Exercise task: Below are records to repeat exactly. Omit the pictures from the copy.

==============================

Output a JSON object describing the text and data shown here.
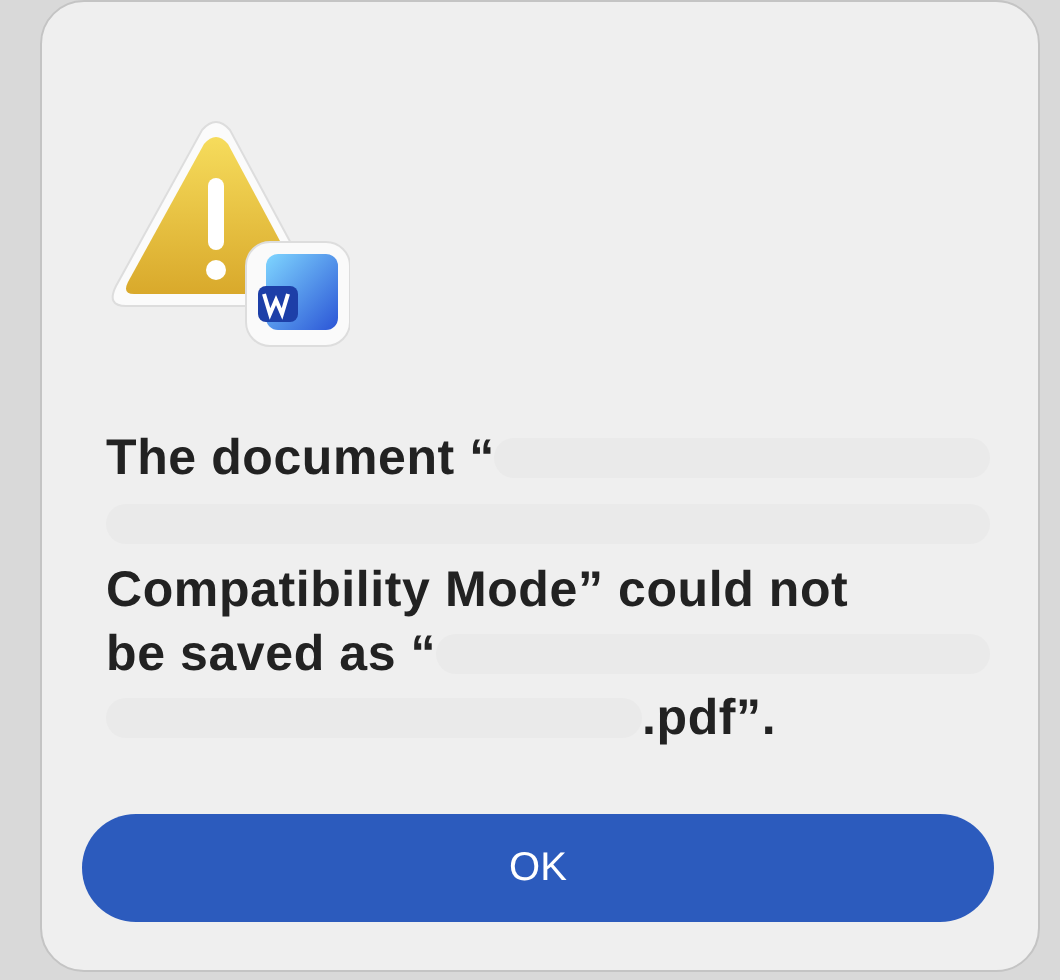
{
  "alert": {
    "message_lines": [
      [
        {
          "kind": "text",
          "text": "The document “"
        },
        {
          "kind": "redacted"
        }
      ],
      [
        {
          "kind": "redacted"
        }
      ],
      [
        {
          "kind": "text",
          "text": "Compatibility Mode” could not"
        }
      ],
      [
        {
          "kind": "text",
          "text": "be saved as “"
        },
        {
          "kind": "redacted"
        }
      ],
      [
        {
          "kind": "redacted"
        },
        {
          "kind": "text",
          "text": ".pdf”."
        }
      ]
    ],
    "buttons": [
      {
        "label": "OK",
        "default": true
      }
    ]
  }
}
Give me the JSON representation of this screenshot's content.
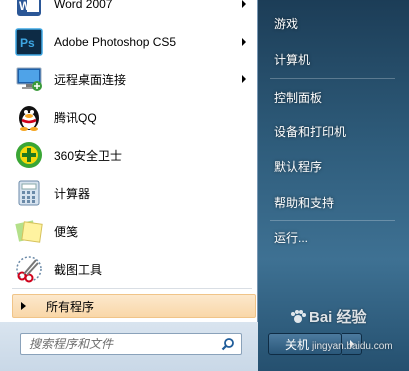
{
  "programs": [
    {
      "label": "Word 2007",
      "icon": "word-icon",
      "has_arrow": true
    },
    {
      "label": "Adobe Photoshop CS5",
      "icon": "photoshop-icon",
      "has_arrow": true
    },
    {
      "label": "远程桌面连接",
      "icon": "remote-desktop-icon",
      "has_arrow": true
    },
    {
      "label": "腾讯QQ",
      "icon": "qq-penguin-icon",
      "has_arrow": false
    },
    {
      "label": "360安全卫士",
      "icon": "360-security-icon",
      "has_arrow": false
    },
    {
      "label": "计算器",
      "icon": "calculator-icon",
      "has_arrow": false
    },
    {
      "label": "便笺",
      "icon": "sticky-notes-icon",
      "has_arrow": false
    },
    {
      "label": "截图工具",
      "icon": "snipping-tool-icon",
      "has_arrow": false
    }
  ],
  "all_programs_label": "所有程序",
  "search": {
    "placeholder": "搜索程序和文件"
  },
  "right_menu": [
    {
      "label": "游戏"
    },
    {
      "label": "计算机"
    },
    {
      "label": "控制面板"
    },
    {
      "label": "设备和打印机"
    },
    {
      "label": "默认程序"
    },
    {
      "label": "帮助和支持"
    },
    {
      "label": "运行..."
    }
  ],
  "shutdown_label": "关机",
  "watermark": {
    "text": "Bai 经验",
    "sub": "jingyan.baidu.com"
  },
  "colors": {
    "accent": "#f9d7a8",
    "panel_bg": "#ffffff",
    "right_bg": "#2f5d7c"
  }
}
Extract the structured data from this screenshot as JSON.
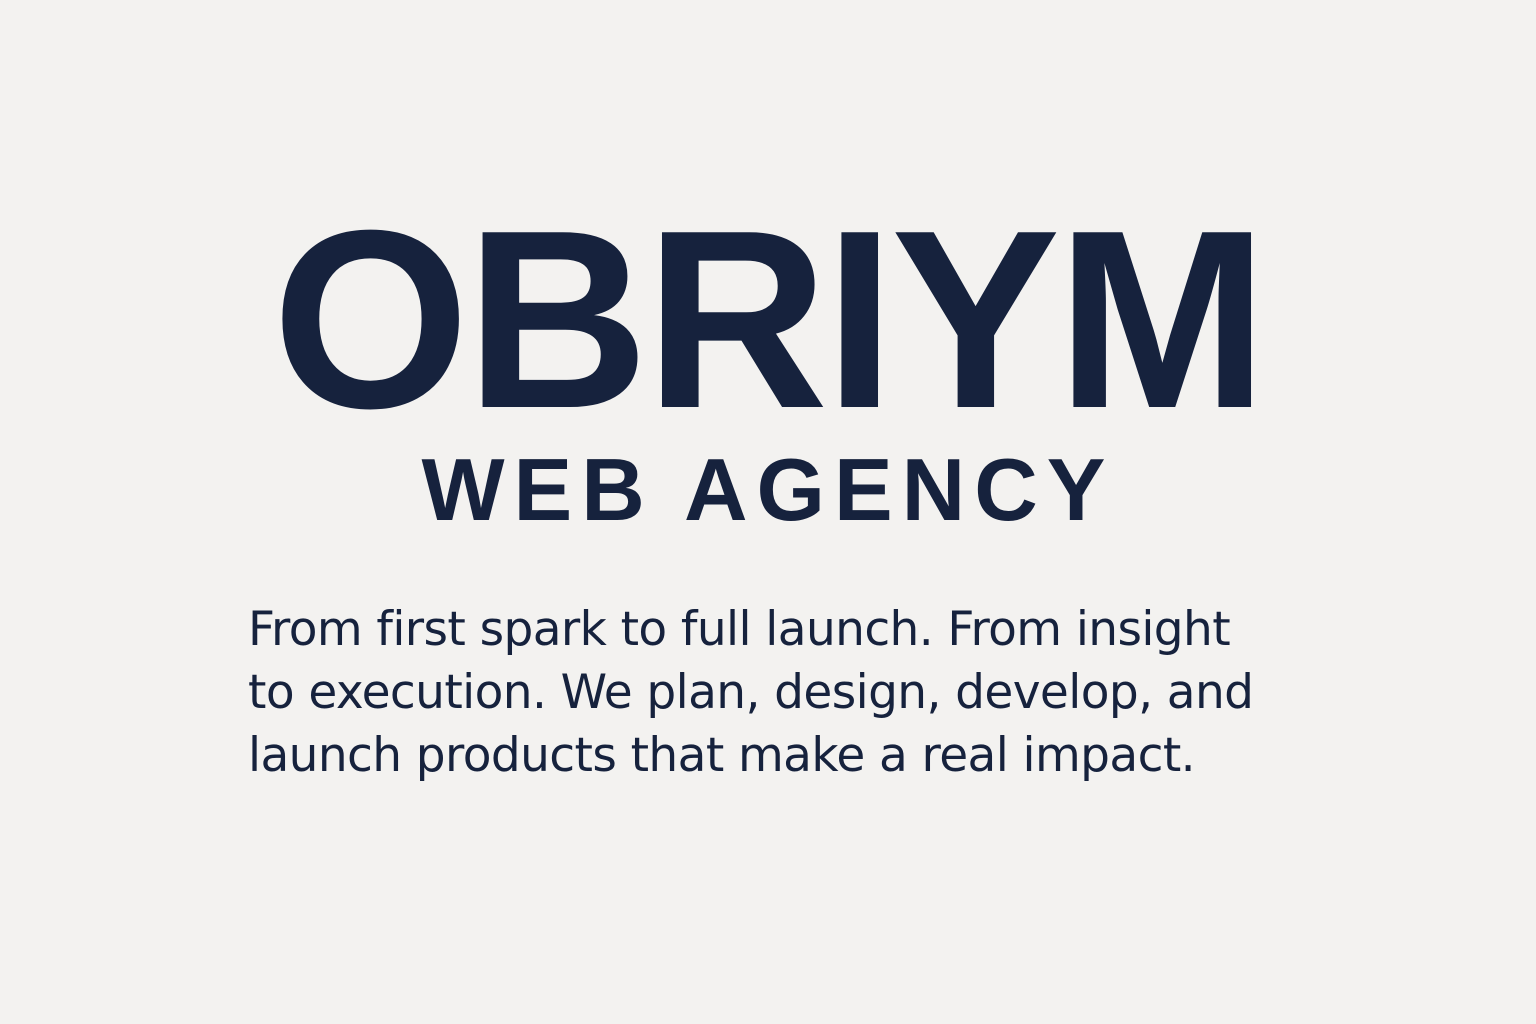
{
  "brand": {
    "name": "OBRIYM",
    "subtitle": "WEB AGENCY"
  },
  "tagline": {
    "lines": [
      "From first spark to full launch. From insight",
      "to execution. We plan, design, develop, and",
      "launch products that make a real impact."
    ]
  },
  "colors": {
    "background": "#f3f2f0",
    "text": "#16223d"
  }
}
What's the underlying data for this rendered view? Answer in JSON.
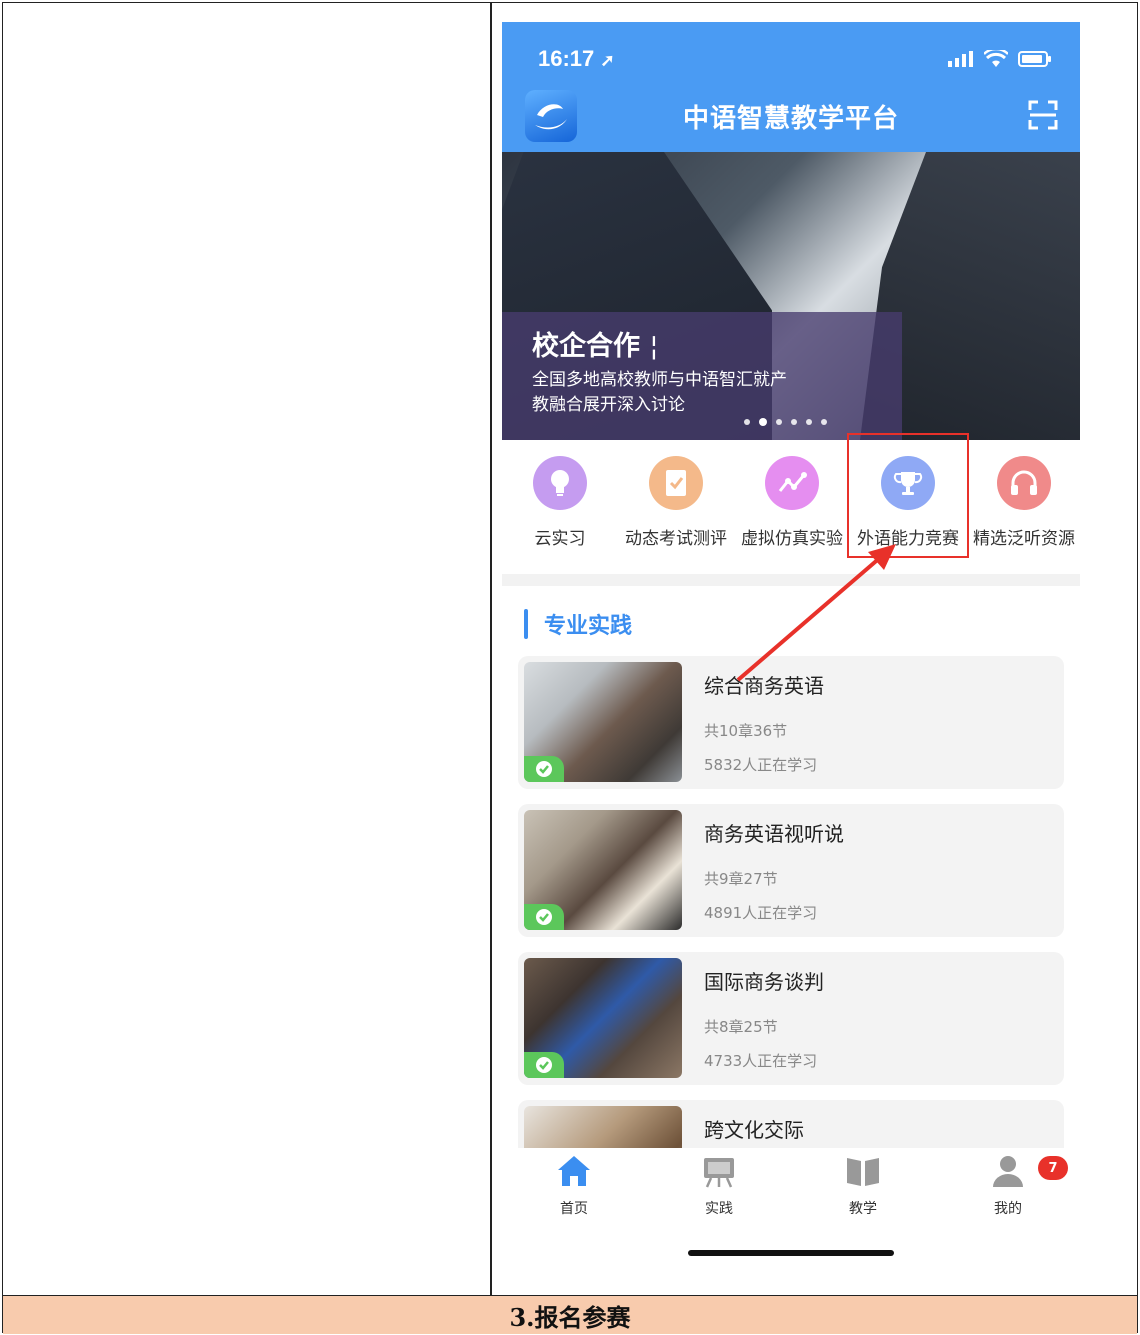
{
  "status_bar": {
    "time": "16:17"
  },
  "header": {
    "title": "中语智慧教学平台"
  },
  "banner": {
    "title": "校企合作",
    "subtitle": "全国多地高校教师与中语智汇就产教融合展开深入讨论"
  },
  "quick_menu": [
    {
      "label": "云实习",
      "icon": "lightbulb-icon",
      "color": "#c59cf0"
    },
    {
      "label": "动态考试测评",
      "icon": "exam-paper-icon",
      "color": "#f4b98a"
    },
    {
      "label": "虚拟仿真实验",
      "icon": "chart-line-icon",
      "color": "#e58ef0"
    },
    {
      "label": "外语能力竞赛",
      "icon": "trophy-icon",
      "color": "#8fa9f5"
    },
    {
      "label": "精选泛听资源",
      "icon": "headphones-icon",
      "color": "#f08a8a"
    }
  ],
  "section": {
    "title": "专业实践"
  },
  "courses": [
    {
      "title": "综合商务英语",
      "chapters": "共10章36节",
      "learners": "5832人正在学习"
    },
    {
      "title": "商务英语视听说",
      "chapters": "共9章27节",
      "learners": "4891人正在学习"
    },
    {
      "title": "国际商务谈判",
      "chapters": "共8章25节",
      "learners": "4733人正在学习"
    },
    {
      "title": "跨文化交际",
      "chapters": "",
      "learners": ""
    }
  ],
  "tabbar": [
    {
      "label": "首页",
      "icon": "home-icon",
      "active": true
    },
    {
      "label": "实践",
      "icon": "easel-icon",
      "active": false
    },
    {
      "label": "教学",
      "icon": "book-icon",
      "active": false
    },
    {
      "label": "我的",
      "icon": "user-icon",
      "active": false
    }
  ],
  "notification_badge": "7",
  "footer": {
    "step_label": "3.报名参赛"
  },
  "colors": {
    "accent": "#4a9bf3",
    "highlight": "#e8312a",
    "footer_bg": "#f8cbad"
  }
}
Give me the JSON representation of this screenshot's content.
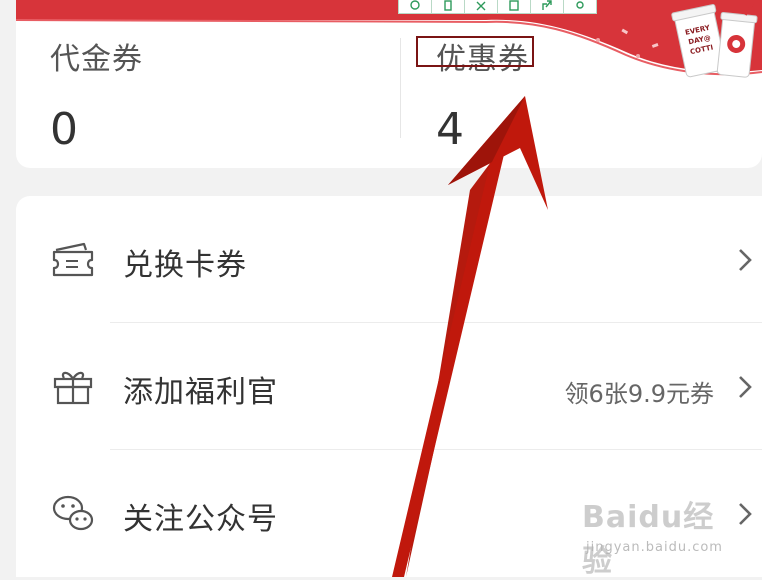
{
  "coupon_stats": {
    "voucher": {
      "label": "代金券",
      "value": "0"
    },
    "discount": {
      "label": "优惠券",
      "value": "4"
    }
  },
  "toolbar": {
    "icons": [
      "zoom-icon",
      "copy-icon",
      "expand-icon",
      "save-icon",
      "share-icon",
      "settings-icon"
    ]
  },
  "badge": {
    "text": "EVERY DAY@ COTTI"
  },
  "menu": {
    "items": [
      {
        "label": "兑换卡券",
        "extra": "",
        "icon": "coupon-ticket-icon"
      },
      {
        "label": "添加福利官",
        "extra": "领6张9.9元券",
        "icon": "gift-icon"
      },
      {
        "label": "关注公众号",
        "extra": "",
        "icon": "wechat-icon"
      }
    ]
  },
  "watermark": {
    "title": "Baidu经验",
    "url": "jingyan.baidu.com"
  },
  "colors": {
    "brand_red": "#d7343a",
    "arrow_red": "#c0180c",
    "highlight_border": "#7a1414"
  }
}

==============================

Answer for the task:
Output a JSON object describing the text and data shown here.
{
  "alert": {
    "message_lines": [
      [
        {
          "kind": "text",
          "text": "The document “"
        },
        {
          "kind": "redacted"
        }
      ],
      [
        {
          "kind": "redacted"
        }
      ],
      [
        {
          "kind": "text",
          "text": "Compatibility Mode” could not"
        }
      ],
      [
        {
          "kind": "text",
          "text": "be saved as “"
        },
        {
          "kind": "redacted"
        }
      ],
      [
        {
          "kind": "redacted"
        },
        {
          "kind": "text",
          "text": ".pdf”."
        }
      ]
    ],
    "buttons": [
      {
        "label": "OK",
        "default": true
      }
    ]
  }
}
Give me the JSON representation of this screenshot's content.
{
  "programs": [
    {
      "label": "Word 2007",
      "icon": "word-icon",
      "has_arrow": true
    },
    {
      "label": "Adobe Photoshop CS5",
      "icon": "photoshop-icon",
      "has_arrow": true
    },
    {
      "label": "远程桌面连接",
      "icon": "remote-desktop-icon",
      "has_arrow": true
    },
    {
      "label": "腾讯QQ",
      "icon": "qq-penguin-icon",
      "has_arrow": false
    },
    {
      "label": "360安全卫士",
      "icon": "360-security-icon",
      "has_arrow": false
    },
    {
      "label": "计算器",
      "icon": "calculator-icon",
      "has_arrow": false
    },
    {
      "label": "便笺",
      "icon": "sticky-notes-icon",
      "has_arrow": false
    },
    {
      "label": "截图工具",
      "icon": "snipping-tool-icon",
      "has_arrow": false
    }
  ],
  "all_programs_label": "所有程序",
  "search": {
    "placeholder": "搜索程序和文件"
  },
  "right_menu": [
    {
      "label": "游戏"
    },
    {
      "label": "计算机"
    },
    {
      "label": "控制面板"
    },
    {
      "label": "设备和打印机"
    },
    {
      "label": "默认程序"
    },
    {
      "label": "帮助和支持"
    },
    {
      "label": "运行..."
    }
  ],
  "shutdown_label": "关机",
  "watermark": {
    "text": "Bai 经验",
    "sub": "jingyan.baidu.com"
  },
  "colors": {
    "accent": "#f9d7a8",
    "panel_bg": "#ffffff",
    "right_bg": "#2f5d7c"
  }
}
Extract the structured data from this screenshot as JSON.
{
  "brand": {
    "name": "OBRIYM",
    "subtitle": "WEB AGENCY"
  },
  "tagline": {
    "lines": [
      "From first spark to full launch. From insight",
      "to execution. We plan, design, develop, and",
      "launch products that make a real impact."
    ]
  },
  "colors": {
    "background": "#f3f2f0",
    "text": "#16223d"
  }
}
What's the underlying data for this rendered view? Answer in JSON.
{
  "status_bar": {
    "time": "16:17"
  },
  "header": {
    "title": "中语智慧教学平台"
  },
  "banner": {
    "title": "校企合作",
    "subtitle": "全国多地高校教师与中语智汇就产教融合展开深入讨论"
  },
  "quick_menu": [
    {
      "label": "云实习",
      "icon": "lightbulb-icon",
      "color": "#c59cf0"
    },
    {
      "label": "动态考试测评",
      "icon": "exam-paper-icon",
      "color": "#f4b98a"
    },
    {
      "label": "虚拟仿真实验",
      "icon": "chart-line-icon",
      "color": "#e58ef0"
    },
    {
      "label": "外语能力竞赛",
      "icon": "trophy-icon",
      "color": "#8fa9f5"
    },
    {
      "label": "精选泛听资源",
      "icon": "headphones-icon",
      "color": "#f08a8a"
    }
  ],
  "section": {
    "title": "专业实践"
  },
  "courses": [
    {
      "title": "综合商务英语",
      "chapters": "共10章36节",
      "learners": "5832人正在学习"
    },
    {
      "title": "商务英语视听说",
      "chapters": "共9章27节",
      "learners": "4891人正在学习"
    },
    {
      "title": "国际商务谈判",
      "chapters": "共8章25节",
      "learners": "4733人正在学习"
    },
    {
      "title": "跨文化交际",
      "chapters": "",
      "learners": ""
    }
  ],
  "tabbar": [
    {
      "label": "首页",
      "icon": "home-icon",
      "active": true
    },
    {
      "label": "实践",
      "icon": "easel-icon",
      "active": false
    },
    {
      "label": "教学",
      "icon": "book-icon",
      "active": false
    },
    {
      "label": "我的",
      "icon": "user-icon",
      "active": false
    }
  ],
  "notification_badge": "7",
  "footer": {
    "step_label": "3.报名参赛"
  },
  "colors": {
    "accent": "#4a9bf3",
    "highlight": "#e8312a",
    "footer_bg": "#f8cbad"
  }
}
Give me the JSON representation of this screenshot's content.
{
  "coupon_stats": {
    "voucher": {
      "label": "代金券",
      "value": "0"
    },
    "discount": {
      "label": "优惠券",
      "value": "4"
    }
  },
  "toolbar": {
    "icons": [
      "zoom-icon",
      "copy-icon",
      "expand-icon",
      "save-icon",
      "share-icon",
      "settings-icon"
    ]
  },
  "badge": {
    "text": "EVERY DAY@ COTTI"
  },
  "menu": {
    "items": [
      {
        "label": "兑换卡券",
        "extra": "",
        "icon": "coupon-ticket-icon"
      },
      {
        "label": "添加福利官",
        "extra": "领6张9.9元券",
        "icon": "gift-icon"
      },
      {
        "label": "关注公众号",
        "extra": "",
        "icon": "wechat-icon"
      }
    ]
  },
  "watermark": {
    "title": "Baidu经验",
    "url": "jingyan.baidu.com"
  },
  "colors": {
    "brand_red": "#d7343a",
    "arrow_red": "#c0180c",
    "highlight_border": "#7a1414"
  }
}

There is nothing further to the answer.